» Problem description
Report, word for word, every line of the material that contains "díjain".

Collection entries
_____
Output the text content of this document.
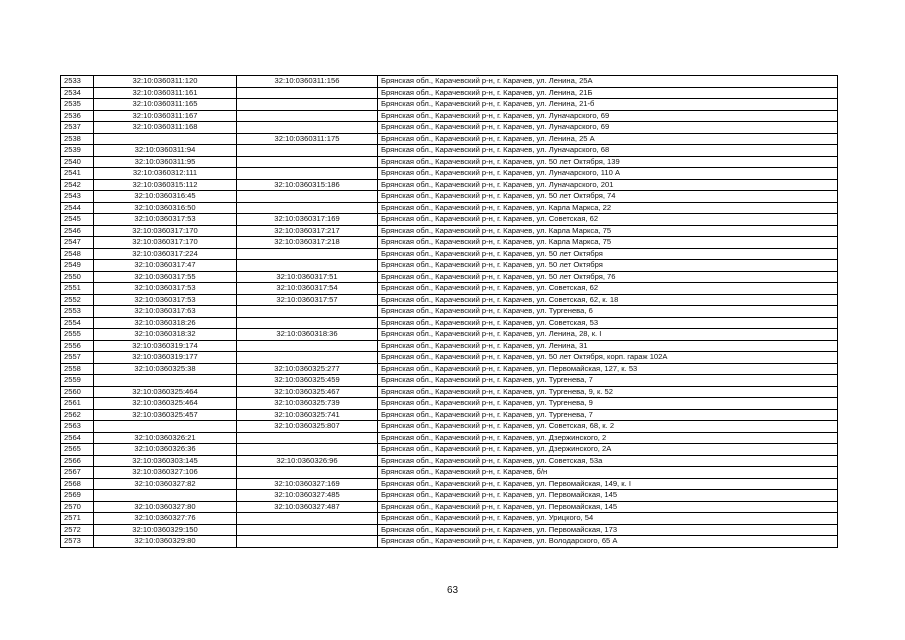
2533	32:10:0360311:120	32:10:0360311:156	Брянская обл., Карачевский р-н, г. Карачев, ул. Ленина, 25А
2534	32:10:0360311:161		Брянская обл., Карачевский р-н, г. Карачев, ул. Ленина, 21Б
2535	32:10:0360311:165		Брянская обл., Карачевский р-н, г. Карачев, ул. Ленина, 21-б
2536	32:10:0360311:167		Брянская обл., Карачевский р-н, г. Карачев, ул. Луначарского, 69
2537	32:10:0360311:168		Брянская обл., Карачевский р-н, г. Карачев, ул. Луначарского, 69
2538		32:10:0360311:175	Брянская обл., Карачевский р-н, г. Карачев, ул. Ленина, 25 А
2539	32:10:0360311:94		Брянская обл., Карачевский р-н, г. Карачев, ул. Луначарского, 68
2540	32:10:0360311:95		Брянская обл., Карачевский р-н, г. Карачев, ул. 50 лет Октября, 139
2541	32:10:0360312:111		Брянская обл., Карачевский р-н, г. Карачев, ул. Луначарского, 110 А
2542	32:10:0360315:112	32:10:0360315:186	Брянская обл., Карачевский р-н, г. Карачев, ул. Луначарского, 201
2543	32:10:0360316:45		Брянская обл., Карачевский р-н, г. Карачев, ул. 50 лет Октября, 74
2544	32:10:0360316:50		Брянская обл., Карачевский р-н, г. Карачев, ул. Карла Маркса, 22
2545	32:10:0360317:53	32:10:0360317:169	Брянская обл., Карачевский р-н, г. Карачев, ул. Советская, 62
2546	32:10:0360317:170	32:10:0360317:217	Брянская обл., Карачевский р-н, г. Карачев, ул. Карла Маркса, 75
2547	32:10:0360317:170	32:10:0360317:218	Брянская обл., Карачевский р-н, г. Карачев, ул. Карла Маркса, 75
2548	32:10:0360317:224		Брянская обл., Карачевский р-н, г. Карачев, ул. 50 лет Октября
2549	32:10:0360317:47		Брянская обл., Карачевский р-н, г. Карачев, ул. 50 лет Октября
2550	32:10:0360317:55	32:10:0360317:51	Брянская обл., Карачевский р-н, г. Карачев, ул. 50 лет Октября, 76
2551	32:10:0360317:53	32:10:0360317:54	Брянская обл., Карачевский р-н, г. Карачев, ул. Советская, 62
2552	32:10:0360317:53	32:10:0360317:57	Брянская обл., Карачевский р-н, г. Карачев, ул. Советская, 62, к. 18
2553	32:10:0360317:63		Брянская обл., Карачевский р-н, г. Карачев, ул. Тургенева, 6
2554	32:10:0360318:26		Брянская обл., Карачевский р-н, г. Карачев, ул. Советская, 53
2555	32:10:0360318:32	32:10:0360318:36	Брянская обл., Карачевский р-н, г. Карачев, ул. Ленина, 28, к. I
2556	32:10:0360319:174		Брянская обл., Карачевский р-н, г. Карачев, ул. Ленина, 31
2557	32:10:0360319:177		Брянская обл., Карачевский р-н, г. Карачев, ул. 50 лет Октября, корп. гараж 102А
2558	32:10:0360325:38	32:10:0360325:277	Брянская обл., Карачевский р-н, г. Карачев, ул. Первомайская, 127, к. 53
2559		32:10:0360325:459	Брянская обл., Карачевский р-н, г. Карачев, ул. Тургенева, 7
2560	32:10:0360325:464	32:10:0360325:467	Брянская обл., Карачевский р-н, г. Карачев, ул. Тургенева, 9, к. 52
2561	32:10:0360325:464	32:10:0360325:739	Брянская обл., Карачевский р-н, г. Карачев, ул. Тургенева, 9
2562	32:10:0360325:457	32:10:0360325:741	Брянская обл., Карачевский р-н, г. Карачев, ул. Тургенева, 7
2563		32:10:0360325:807	Брянская обл., Карачевский р-н, г. Карачев, ул. Советская, 68, к. 2
2564	32:10:0360326:21		Брянская обл., Карачевский р-н, г. Карачев, ул. Дзержинского, 2
2565	32:10:0360326:36		Брянская обл., Карачевский р-н, г. Карачев, ул. Дзержинского, 2А
2566	32:10:0360303:145	32:10:0360326:96	Брянская обл., Карачевский р-н, г. Карачев, ул. Советская, 53а
2567	32:10:0360327:106		Брянская обл., Карачевский р-н, г. Карачев, б/н
2568	32:10:0360327:82	32:10:0360327:169	Брянская обл., Карачевский р-н, г. Карачев, ул. Первомайская, 149, к. I
2569		32:10:0360327:485	Брянская обл., Карачевский р-н, г. Карачев, ул. Первомайская, 145
2570	32:10:0360327:80	32:10:0360327:487	Брянская обл., Карачевский р-н, г. Карачев, ул. Первомайская, 145
2571	32:10:0360327:76		Брянская обл., Карачевский р-н, г. Карачев, ул. Урицкого, 54
2572	32:10:0360329:150		Брянская обл., Карачевский р-н, г. Карачев, ул. Первомайская, 173
2573	32:10:0360329:80		Брянская обл., Карачевский р-н, г. Карачев, ул. Володарского, 65 А
63
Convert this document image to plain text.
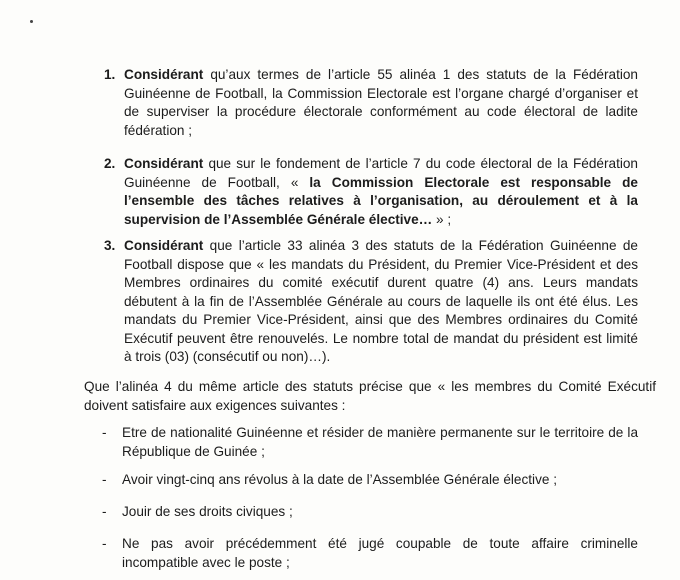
1. Considérant qu’aux termes de l’article 55 alinéa 1 des statuts de la Fédération Guinéenne de Football, la Commission Electorale est l’organe chargé d’organiser et de superviser la procédure électorale conformément au code électoral de ladite fédération ;
2. Considérant que sur le fondement de l’article 7 du code électoral de la Fédération Guinéenne de Football, « la Commission Electorale est responsable de l’ensemble des tâches relatives à l’organisation, au déroulement et à la supervision de l’Assemblée Générale élective… » ;
3. Considérant que l’article 33 alinéa 3 des statuts de la Fédération Guinéenne de Football dispose que « les mandats du Président, du Premier Vice-Président et des Membres ordinaires du comité exécutif durent quatre (4) ans. Leurs mandats débutent à la fin de l’Assemblée Générale au cours de laquelle ils ont été élus. Les mandats du Premier Vice-Président, ainsi que des Membres ordinaires du Comité Exécutif peuvent être renouvelés. Le nombre total de mandat du président est limité à trois (03) (consécutif ou non)…).
Que l’alinéa 4 du même article des statuts précise que « les membres du Comité Exécutif doivent satisfaire aux exigences suivantes :
- Etre de nationalité Guinéenne et résider de manière permanente sur le territoire de la République de Guinée ;
- Avoir vingt-cinq ans révolus à la date de l’Assemblée Générale élective ;
- Jouir de ses droits civiques ;
- Ne pas avoir précédemment été jugé coupable de toute affaire criminelle incompatible avec le poste ;
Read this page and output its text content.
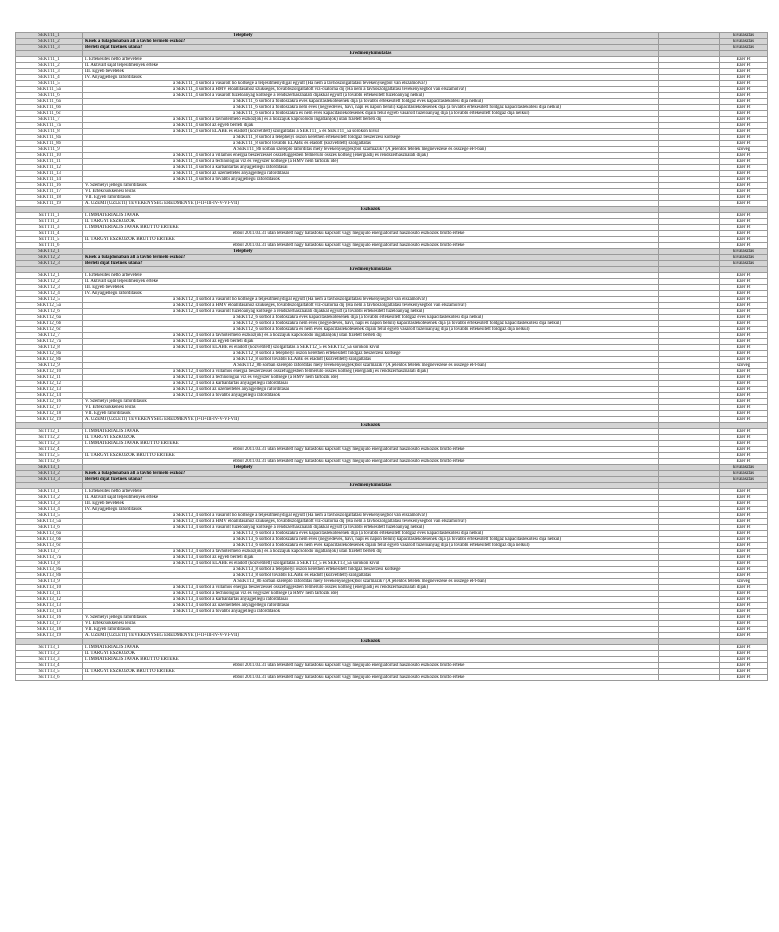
SEKT11_1	Telephely		kiválasztás
SEKT11_2	Kisek a tulajdonában áll a távhő termelő eszköz?		kiválasztás
SEKT11_3	Bérleti díjat fizetnek utána?		kiválasztás
	Eredménykimutatás		
SEKT11_1	I. Értékesítés nettó árbevétele		Ezer Ft
SEKT11_2	II. Aktivált saját teljesítmények értéke		Ezer Ft
SEKT11_3	III. Egyéb bevételek		Ezer Ft
SEKT11_4	IV. Anyagjellegű ráfordítások		Ezer Ft
SEKT11_5	a SEKT11_4 sorból a vásárolt hő költsége a teljesítménydíjjal együtt (Ha nem a távhőszolgáltatási tevékenységből van elszámolva!)		Ezer Ft
SEKT11_5a	a SEKT11_4 sorból a HMV előállításához szükséges, továbbszolgáltatott víz-csatorna díj (Ha nem a távhőszolgáltatási tevékenységből van elszámolva!)		Ezer Ft
SEKT11_6	a SEKT11_4 sorból a vásárolt tüzelőanyag költsége a rendszerhasználati díjakkal együtt (a további értékesített tüzelőanyag nélkül)		Ezer Ft
SEKT11_6a	a SEKT11_6 sorból a főidőszakra éves kapacitáslekötésének díja (a további értékesített földgáz éves kapacitáslekötési díja nélkül)		Ezer Ft
SEKT11_6b	a SEKT11_6 sorból a főidőszakra nem éves (negyedéves, havi, napi és napon belüli) kapacitáslekötésének díja (a további értékesített földgáz kapacitáslekötési díja nélkül)		Ezer Ft
SEKT11_6c	a SEKT11_6 sorból a főidőszakra és nem éves kapacitáslekötésének díjain felül egyéb vásárolt tüzelőanyag díja (a további értékesített földgáz díja nélkül)		Ezer Ft
SEKT11_7	a SEKT11_4 sorból a távhőtermelő eszköz(ök) és a hozzájuk kapcsolódó ingatlan(ok) után fizetett bérleti díj		Ezer Ft
SEKT11_7a	a SEKT11_4 sorból az egyéb bérleti díjak		Ezer Ft
SEKT11_8	a SEKT11_4 sorból ELÁBÉ és eladott (közvetített) szolgáltatás a SEKT11_5 és SEKT11_5a sorokon kívül		Ezer Ft
SEKT11_8a	a SEKT11_8 sorból a telephelyi öszön kerethen értékesített földgáz beszerzési költsége		Ezer Ft
SEKT11_8b	a SEKT11_8 sorból további ELÁBÉ és eladott (közvetített) szolgáltatás		Ezer Ft
SEKT11_9	A SEKT11_8b sorban szereplő ráfordítás mely tevékenység(ek)ből származik? (A jelentős tételek megnevezése és összege eFt-ban)		szöveg
SEKT11_10	a SEKT11_4 sorból a villamos energia beszerzéssel összefüggésben felmerülő összes költség (energiadíj és rendszerhasználati díjak)		Ezer Ft
SEKT11_11	a SEKT11_4 sorból a technológiai víz és vegyszer költsége (a HMV nem tartozik ide)		Ezer Ft
SEKT11_12	a SEKT11_4 sorból a karbantartás anyagjellegű ráfordításai		Ezer Ft
SEKT11_13	a SEKT11_4 sorból az üzemeltetés anyagjellegű ráfordításai		Ezer Ft
SEKT11_14	a SEKT11_4 sorból a további anyagjellegű ráfordítások		Ezer Ft
SEKT11_16	V. Személyi jellegű ráfordítások		Ezer Ft
SEKT11_17	VI. Értékcsökkenési leírás		Ezer Ft
SEKT11_18	VII. Egyéb ráfordítások		Ezer Ft
SEKT11_19	A. ÜZEMI (ÜZLETI) TEVÉKENYSÉG EREDMÉNYE (I+II+III-IV-V-VI-VII)		Ezer Ft
	Eszközök		
SETT11_1	I. IMMATERIÁLIS JAVAK		Ezer Ft
SETT11_2	II. TÁRGYI ESZKÖZÖK		Ezer Ft
SETT11_3	I. IMMATERIÁLIS JAVAK BRUTTÓ ÉRTÉKE		Ezer Ft
SETT11_4	ebből 2011.03.31 után létesített nagy hatásfokú kapcsolt vagy megújuló energiaforrást hasznosító eszközök bruttó értéke		Ezer Ft
SETT11_5	II. TÁRGYI ESZKÖZÖK BRUTTÓ ÉRTÉKE		Ezer Ft
SETT11_6	ebből 2011.03.31 után létesített nagy hatásfokú kapcsolt vagy megújuló energiaforrást hasznosító eszközök bruttó értéke		Ezer Ft
SEKT12_1	Telephely		kiválasztás
SEKT12_2	Kisek a tulajdonában áll a távhő termelő eszköz?		kiválasztás
SEKT12_3	Bérleti díjat fizetnek utána?		kiválasztás
	Eredménykimutatás		
SEKT12_1	I. Értékesítés nettó árbevétele		Ezer Ft
SEKT12_2	II. Aktivált saját teljesítmények értéke		Ezer Ft
SEKT12_3	III. Egyéb bevételek		Ezer Ft
SEKT12_4	IV. Anyagjellegű ráfordítások		Ezer Ft
SEKT12_5	a SEKT12_4 sorból a vásárolt hő költsége a teljesítménydíjjal együtt (Ha nem a távhőszolgáltatási tevékenységből van elszámolva!)		Ezer Ft
SEKT12_5a	a SEKT12_4 sorból a HMV előállításához szükséges, továbbszolgáltatott víz-csatorna díj (Ha nem a távhőszolgáltatási tevékenységből van elszámolva!)		Ezer Ft
SEKT12_6	a SEKT12_4 sorból a vásárolt tüzelőanyag költsége a rendszerhasználati díjakkal együtt (a további értékesített tüzelőanyag nélkül)		Ezer Ft
SEKT12_6a	a SEKT12_6 sorból a főidőszakra éves kapacitáslekötésének díja (a további értékesített földgáz éves kapacitáslekötési díja nélkül)		Ezer Ft
SEKT12_6b	a SEKT12_6 sorból a főidőszakra nem éves (negyedéves, havi, napi és napon belüli) kapacitáslekötésének díja (a további értékesített földgáz kapacitáslekötési díja nélkül)		Ezer Ft
SEKT12_6c	a SEKT12_6 sorból a főidőszakra és nem éves kapacitáslekötésének díjain felül egyéb vásárolt tüzelőanyag díja (a további értékesített földgáz díja nélkül)		Ezer Ft
SEKT12_7	a SEKT12_4 sorból a távhőtermelő eszköz(ök) és a hozzájuk kapcsolódó ingatlan(ok) után fizetett bérleti díj		Ezer Ft
SEKT12_7a	a SEKT12_4 sorból az egyéb bérleti díjak		Ezer Ft
SEKT12_8	a SEKT12_4 sorból ELÁBÉ és eladott (közvetített) szolgáltatás a SEKT12_5 és SEKT12_5a sorokon kívül		Ezer Ft
SEKT12_8a	a SEKT12_8 sorból a telephelyi öszön kerethen értékesített földgáz beszerzési költsége		Ezer Ft
SEKT12_8b	a SEKT12_8 sorból további ELÁBÉ és eladott (közvetített) szolgáltatás		Ezer Ft
SEKT12_9	A SEKT12_8b sorban szereplő ráfordítás mely tevékenység(ek)ből származik? (A jelentős tételek megnevezése és összege eFt-ban)		szöveg
SEKT12_10	a SEKT12_4 sorból a villamos energia beszerzéssel összefüggésben felmerülő összes költség (energiadíj és rendszerhasználati díjak)		Ezer Ft
SEKT12_11	a SEKT12_4 sorból a technológiai víz és vegyszer költsége (a HMV nem tartozik ide)		Ezer Ft
SEKT12_12	a SEKT12_4 sorból a karbantartás anyagjellegű ráfordításai		Ezer Ft
SEKT12_13	a SEKT12_4 sorból az üzemeltetés anyagjellegű ráfordításai		Ezer Ft
SEKT12_14	a SEKT12_4 sorból a további anyagjellegű ráfordítások		Ezer Ft
SEKT12_16	V. Személyi jellegű ráfordítások		Ezer Ft
SEKT12_17	VI. Értékcsökkenési leírás		Ezer Ft
SEKT12_18	VII. Egyéb ráfordítások		Ezer Ft
SEKT12_19	A. ÜZEMI (ÜZLETI) TEVÉKENYSÉG EREDMÉNYE (I+II+III-IV-V-VI-VII)		Ezer Ft
	Eszközök		
SETT12_1	I. IMMATERIÁLIS JAVAK		Ezer Ft
SETT12_2	II. TÁRGYI ESZKÖZÖK		Ezer Ft
SETT12_3	I. IMMATERIÁLIS JAVAK BRUTTÓ ÉRTÉKE		Ezer Ft
SETT12_4	ebből 2011.03.31 után létesített nagy hatásfokú kapcsolt vagy megújuló energiaforrást hasznosító eszközök bruttó értéke		Ezer Ft
SETT12_5	II. TÁRGYI ESZKÖZÖK BRUTTÓ ÉRTÉKE		Ezer Ft
SETT12_6	ebből 2011.03.31 után létesített nagy hatásfokú kapcsolt vagy megújuló energiaforrást hasznosító eszközök bruttó értéke		Ezer Ft
SEKT13_1	Telephely		kiválasztás
SEKT13_2	Kisek a tulajdonában áll a távhő termelő eszköz?		kiválasztás
SEKT13_3	Bérleti díjat fizetnek utána?		kiválasztás
	Eredménykimutatás		
SEKT13_1	I. Értékesítés nettó árbevétele		Ezer Ft
SEKT13_2	II. Aktivált saját teljesítmények értéke		Ezer Ft
SEKT13_3	III. Egyéb bevételek		Ezer Ft
SEKT13_4	IV. Anyagjellegű ráfordítások		Ezer Ft
SEKT13_5	a SEKT13_4 sorból a vásárolt hő költsége a teljesítménydíjjal együtt (Ha nem a távhőszolgáltatási tevékenységből van elszámolva!)		Ezer Ft
SEKT13_5a	a SEKT13_4 sorból a HMV előállításához szükséges, továbbszolgáltatott víz-csatorna díj (Ha nem a távhőszolgáltatási tevékenységből van elszámolva!)		Ezer Ft
SEKT13_6	a SEKT13_4 sorból a vásárolt tüzelőanyag költsége a rendszerhasználati díjakkal együtt (a további értékesített tüzelőanyag nélkül)		Ezer Ft
SEKT13_6a	a SEKT13_6 sorból a főidőszakra éves kapacitáslekötésének díja (a további értékesített földgáz éves kapacitáslekötési díja nélkül)		Ezer Ft
SEKT13_6b	a SEKT13_6 sorból a főidőszakra nem éves (negyedéves, havi, napi és napon belüli) kapacitáslekötésének díja (a további értékesített földgáz kapacitáslekötési díja nélkül)		Ezer Ft
SEKT13_6c	a SEKT13_6 sorból a főidőszakra és nem éves kapacitáslekötésének díjain felül egyéb vásárolt tüzelőanyag díja (a további értékesített földgáz díja nélkül)		Ezer Ft
SEKT13_7	a SEKT13_4 sorból a távhőtermelő eszköz(ök) és a hozzájuk kapcsolódó ingatlan(ok) után fizetett bérleti díj		Ezer Ft
SEKT13_7a	a SEKT13_4 sorból az egyéb bérleti díjak		Ezer Ft
SEKT13_8	a SEKT13_4 sorból ELÁBÉ és eladott (közvetített) szolgáltatás a SEKT13_5 és SEKT13_5a sorokon kívül		Ezer Ft
SEKT13_8a	a SEKT13_8 sorból a telephelyi öszön kerethen értékesített földgáz beszerzési költsége		Ezer Ft
SEKT13_8b	a SEKT13_8 sorból további ELÁBÉ és eladott (közvetített) szolgáltatás		Ezer Ft
SEKT13_9	A SEKT13_8b sorban szereplő ráfordítás mely tevékenység(ek)ből származik? (A jelentős tételek megnevezése és összege eFt-ban)		szöveg
SEKT13_10	a SEKT13_4 sorból a villamos energia beszerzéssel összefüggésben felmerülő összes költség (energiadíj és rendszerhasználati díjak)		Ezer Ft
SEKT13_11	a SEKT13_4 sorból a technológiai víz és vegyszer költsége (a HMV nem tartozik ide)		Ezer Ft
SEKT13_12	a SEKT13_4 sorból a karbantartás anyagjellegű ráfordításai		Ezer Ft
SEKT13_13	a SEKT13_4 sorból az üzemeltetés anyagjellegű ráfordításai		Ezer Ft
SEKT13_14	a SEKT13_4 sorból a további anyagjellegű ráfordítások		Ezer Ft
SEKT13_16	V. Személyi jellegű ráfordítások		Ezer Ft
SEKT13_17	VI. Értékcsökkenési leírás		Ezer Ft
SEKT13_18	VII. Egyéb ráfordítások		Ezer Ft
SEKT13_19	A. ÜZEMI (ÜZLETI) TEVÉKENYSÉG EREDMÉNYE (I+II+III-IV-V-VI-VII)		Ezer Ft
	Eszközök		
SETT13_1	I. IMMATERIÁLIS JAVAK		Ezer Ft
SETT13_2	II. TÁRGYI ESZKÖZÖK		Ezer Ft
SETT13_3	I. IMMATERIÁLIS JAVAK BRUTTÓ ÉRTÉKE		Ezer Ft
SETT13_4	ebből 2011.03.31 után létesített nagy hatásfokú kapcsolt vagy megújuló energiaforrást hasznosító eszközök bruttó értéke		Ezer Ft
SETT13_5	II. TÁRGYI ESZKÖZÖK BRUTTÓ ÉRTÉKE		Ezer Ft
SETT13_6	ebből 2011.03.31 után létesített nagy hatásfokú kapcsolt vagy megújuló energiaforrást hasznosító eszközök bruttó értéke		Ezer Ft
_____
» Written response
SEKT11_6c	a SEKT11_6 sorból a főidőszakra és nem éves kapacitáslekötésének díjain felül egyéb vásárolt tüzelőanyag díja (a további értékesített földgáz díja nélkül)		Ezer Ft
SEKT12_6c	a SEKT12_6 sorból a főidőszakra és nem éves kapacitáslekötésének díjain felül egyéb vásárolt tüzelőanyag díja (a további értékesített földgáz díja nélkül)		Ezer Ft
SEKT13_6c	a SEKT13_6 sorból a főidőszakra és nem éves kapacitáslekötésének díjain felül egyéb vásárolt tüzelőanyag díja (a további értékesített földgáz díja nélkül)		Ezer Ft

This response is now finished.